PROBLEMS TO WORK ON:
**1.** Could you copy the Drapchi article starting at "Drapchi (a.k.a. The" and ending at "Independent Film Festival."?
**2.** How would the Drapchi article go on from its final sentence? Write the text that follows.

GIVEN PASSAGE:
──────

- Directed by: Arvind Iyer
- Screenplay by: Pooja Ladha Surti Arvind Iyer Namgyal Lhamo
- Produced by: Iceberg Nine Films
- Starring: Namgyal Lhamo
- Cinematography: Trevor Tweeten
- Music by: Namgyal Lhamo Arnav Srivastava Sarosh Izedyar
- Release date: November 2013 (Mannheim-Heidelberg International Film Festival);
- Country: India
- Languages: Tibetan English

= Drapchi (film) =

Drapchi (a.k.a. The Nightingale of Tibet) is a 2013 Tibetan-language Film directed by Arvind Iyer and stars acclaimed Tibetan singer Namgyal Lhamo in the lead role as Yiga Gyalnang. The film is a musical drama set against the backdrop of Tibet and Nepal and based on a true story. Drapchi has screened at the Manneim-Heidelberg, Cairo International, Warsaw International, Kerala International and Rome Independent Film Festival.

The international release title of the film has since changed to The Nightingale of Tibet after the film acquired for Worldwide Sales by Los Angeles-based House of Film.

──────

DATA EXCERPT:
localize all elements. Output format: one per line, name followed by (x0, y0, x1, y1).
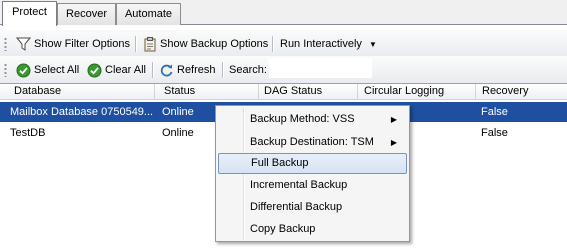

──────

RESPONSES IN ORDER:
**1.**
Drapchi (a.k.a. The Nightingale of Tibet) is a 2013 Tibetan-language Film directed by Arvind Iyer and stars acclaimed Tibetan singer Namgyal Lhamo in the lead role as Yiga Gyalnang. The film is a musical drama set against the backdrop of Tibet and Nepal and based on a true story. Drapchi has screened at the Manneim-Heidelberg, Cairo International, Warsaw International, Kerala International and Rome Independent Film Festival.

**2.**
==Plot==

The film chronicles the life of Yiga Gyalnang (played by Namgyal Lhamo), a Tibetan opera singer after she is abducted and held as a prisoner at the Drapchi Prison in Lhasa, Tibet. The prison has been considered a symbol of control and fear and serves as the backdrop for the film. Although the film is set against the backdrop of the prison, the title of the film serves more as a metaphor for the illegal detention and unlawful persecution of Tibetans inside occupied Tibet.
Yiga is thrown into the prison for what the Chinese government says is a rebellion through her singing songs of freedom and expression.

==Synopsis==

The Nightingale of Tibet is a musical bio-pic about the life of opera singer Yiga Gyalnang, played by Tibetan singer Namgyal Lhamo. The movie follows the perilous journey of the singer as she escapes illegal detention in an underground Tibetan prison cell to make it across the border to Nepal and eventually to Europe where she finds international acclaim and success.

==Cast==
- Namgyal Lhamo as Yiga
- Joseph Rezwin as The Spy
- Chris Constantinou as Jack Cassady
- Tashi Choephel as Tashi

==Filming==

The film was shot in various locations in the Netherlands, Tibet, France and Nepal. During production, the cast and crew were faced with potential danger as they filmed in Jammu, Kashmir, and Ladakh, areas with heavy military presence on the borders of Pakistan, Afghanistan, and China. Filming in Lhasa is not allowed without permission and foreign crews are not allowed. Guerrilla techniques were used for the film the sequences that were shot in Lhasa.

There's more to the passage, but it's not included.